Records supplied

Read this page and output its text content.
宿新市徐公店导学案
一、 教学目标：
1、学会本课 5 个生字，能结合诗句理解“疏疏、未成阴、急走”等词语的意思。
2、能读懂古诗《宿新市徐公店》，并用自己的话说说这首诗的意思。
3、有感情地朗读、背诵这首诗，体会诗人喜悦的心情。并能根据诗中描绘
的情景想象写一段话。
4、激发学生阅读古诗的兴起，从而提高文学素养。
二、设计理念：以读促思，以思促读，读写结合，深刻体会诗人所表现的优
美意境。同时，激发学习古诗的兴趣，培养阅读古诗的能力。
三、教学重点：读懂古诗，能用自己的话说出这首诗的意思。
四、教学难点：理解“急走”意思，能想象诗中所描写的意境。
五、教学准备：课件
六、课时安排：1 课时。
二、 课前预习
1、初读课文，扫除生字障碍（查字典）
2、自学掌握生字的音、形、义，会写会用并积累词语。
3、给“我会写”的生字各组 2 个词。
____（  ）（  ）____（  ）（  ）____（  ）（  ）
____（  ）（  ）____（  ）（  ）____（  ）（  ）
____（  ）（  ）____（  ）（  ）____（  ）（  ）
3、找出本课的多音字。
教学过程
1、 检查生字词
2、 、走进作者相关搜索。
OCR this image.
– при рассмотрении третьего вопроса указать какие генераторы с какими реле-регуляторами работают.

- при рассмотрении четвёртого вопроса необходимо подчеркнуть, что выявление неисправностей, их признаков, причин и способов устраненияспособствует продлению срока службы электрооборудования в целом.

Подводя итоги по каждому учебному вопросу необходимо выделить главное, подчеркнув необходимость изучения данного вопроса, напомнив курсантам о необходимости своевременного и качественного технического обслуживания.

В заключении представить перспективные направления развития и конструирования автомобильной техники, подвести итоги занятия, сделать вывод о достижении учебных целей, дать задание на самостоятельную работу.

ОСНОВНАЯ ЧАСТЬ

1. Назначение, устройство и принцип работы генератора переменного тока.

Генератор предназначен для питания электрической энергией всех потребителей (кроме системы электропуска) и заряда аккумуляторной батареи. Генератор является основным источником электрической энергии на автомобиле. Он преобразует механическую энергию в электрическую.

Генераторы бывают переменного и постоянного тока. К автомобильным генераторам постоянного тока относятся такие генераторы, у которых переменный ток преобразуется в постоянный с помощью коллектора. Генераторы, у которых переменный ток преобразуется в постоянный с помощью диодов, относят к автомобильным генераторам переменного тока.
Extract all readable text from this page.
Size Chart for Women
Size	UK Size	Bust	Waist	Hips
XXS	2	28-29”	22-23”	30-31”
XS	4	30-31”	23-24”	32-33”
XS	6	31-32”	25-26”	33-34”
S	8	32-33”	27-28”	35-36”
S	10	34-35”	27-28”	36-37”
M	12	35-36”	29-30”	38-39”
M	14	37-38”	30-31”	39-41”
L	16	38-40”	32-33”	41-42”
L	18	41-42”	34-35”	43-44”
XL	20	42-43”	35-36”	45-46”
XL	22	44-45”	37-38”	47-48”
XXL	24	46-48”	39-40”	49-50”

What to do
The entries above must be returned in full, exactly as shown.

Exercise solution
Read this page and output its text content.
宿新市徐公店导学案
一、 教学目标：
1、学会本课 5 个生字，能结合诗句理解“疏疏、未成阴、急走”等词语的意思。
2、能读懂古诗《宿新市徐公店》，并用自己的话说说这首诗的意思。
3、有感情地朗读、背诵这首诗，体会诗人喜悦的心情。并能根据诗中描绘
的情景想象写一段话。
4、激发学生阅读古诗的兴起，从而提高文学素养。
二、设计理念：以读促思，以思促读，读写结合，深刻体会诗人所表现的优
美意境。同时，激发学习古诗的兴趣，培养阅读古诗的能力。
三、教学重点：读懂古诗，能用自己的话说出这首诗的意思。
四、教学难点：理解“急走”意思，能想象诗中所描写的意境。
五、教学准备：课件
六、课时安排：1 课时。
二、 课前预习
1、初读课文，扫除生字障碍（查字典）
2、自学掌握生字的音、形、义，会写会用并积累词语。
3、给“我会写”的生字各组 2 个词。
____（  ）（  ）____（  ）（  ）____（  ）（  ）
____（  ）（  ）____（  ）（  ）____（  ）（  ）
____（  ）（  ）____（  ）（  ）____（  ）（  ）
3、找出本课的多音字。
教学过程
1、 检查生字词
2、 、走进作者相关搜索。
OCR this image.
– при рассмотрении третьего вопроса указать какие генераторы с какими реле-регуляторами работают.

- при рассмотрении четвёртого вопроса необходимо подчеркнуть, что выявление неисправностей, их признаков, причин и способов устраненияспособствует продлению срока службы электрооборудования в целом.

Подводя итоги по каждому учебному вопросу необходимо выделить главное, подчеркнув необходимость изучения данного вопроса, напомнив курсантам о необходимости своевременного и качественного технического обслуживания.

В заключении представить перспективные направления развития и конструирования автомобильной техники, подвести итоги занятия, сделать вывод о достижении учебных целей, дать задание на самостоятельную работу.

ОСНОВНАЯ ЧАСТЬ

1. Назначение, устройство и принцип работы генератора переменного тока.

Генератор предназначен для питания электрической энергией всех потребителей (кроме системы электропуска) и заряда аккумуляторной батареи. Генератор является основным источником электрической энергии на автомобиле. Он преобразует механическую энергию в электрическую.

Генераторы бывают переменного и постоянного тока. К автомобильным генераторам постоянного тока относятся такие генераторы, у которых переменный ток преобразуется в постоянный с помощью коллектора. Генераторы, у которых переменный ток преобразуется в постоянный с помощью диодов, относят к автомобильным генераторам переменного тока.
Extract all readable text from this page.
Size Chart for Women
Size	UK Size	Bust	Waist	Hips
XXS	2	28-29”	22-23”	30-31”
XS	4	30-31”	23-24”	32-33”
XS	6	31-32”	25-26”	33-34”
S	8	32-33”	27-28”	35-36”
S	10	34-35”	27-28”	36-37”
M	12	35-36”	29-30”	38-39”
M	14	37-38”	30-31”	39-41”
L	16	38-40”	32-33”	41-42”
L	18	41-42”	34-35”	43-44”
XL	20	42-43”	35-36”	45-46”
XL	22	44-45”	37-38”	47-48”
XXL	24	46-48”	39-40”	49-50”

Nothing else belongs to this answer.